**GIVEN TASK**.
Write out all the material exactly. Leave nothing out.

**** DATASET ENTRIES

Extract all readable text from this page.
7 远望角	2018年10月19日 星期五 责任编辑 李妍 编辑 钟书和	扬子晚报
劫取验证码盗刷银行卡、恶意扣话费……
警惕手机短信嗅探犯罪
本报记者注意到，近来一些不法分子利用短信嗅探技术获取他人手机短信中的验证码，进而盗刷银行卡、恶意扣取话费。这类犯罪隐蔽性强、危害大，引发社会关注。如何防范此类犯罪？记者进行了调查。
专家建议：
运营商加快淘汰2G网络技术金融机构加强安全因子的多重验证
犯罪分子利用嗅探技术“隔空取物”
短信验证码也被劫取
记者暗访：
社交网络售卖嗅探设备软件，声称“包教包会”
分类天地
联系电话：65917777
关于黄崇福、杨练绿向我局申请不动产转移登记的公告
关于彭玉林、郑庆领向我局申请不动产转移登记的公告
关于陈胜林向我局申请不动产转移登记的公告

********

**THE ANSWER**.
Extract all readable text from this page.
7 远望角	2018年10月19日 星期五 责任编辑 李妍 编辑 钟书和	扬子晚报
劫取验证码盗刷银行卡、恶意扣话费……
警惕手机短信嗅探犯罪
本报记者注意到，近来一些不法分子利用短信嗅探技术获取他人手机短信中的验证码，进而盗刷银行卡、恶意扣取话费。这类犯罪隐蔽性强、危害大，引发社会关注。如何防范此类犯罪？记者进行了调查。
专家建议：
运营商加快淘汰2G网络技术金融机构加强安全因子的多重验证
犯罪分子利用嗅探技术“隔空取物”
短信验证码也被劫取
记者暗访：
社交网络售卖嗅探设备软件，声称“包教包会”
分类天地
联系电话：65917777
关于黄崇福、杨练绿向我局申请不动产转移登记的公告
关于彭玉林、郑庆领向我局申请不动产转移登记的公告
关于陈胜林向我局申请不动产转移登记的公告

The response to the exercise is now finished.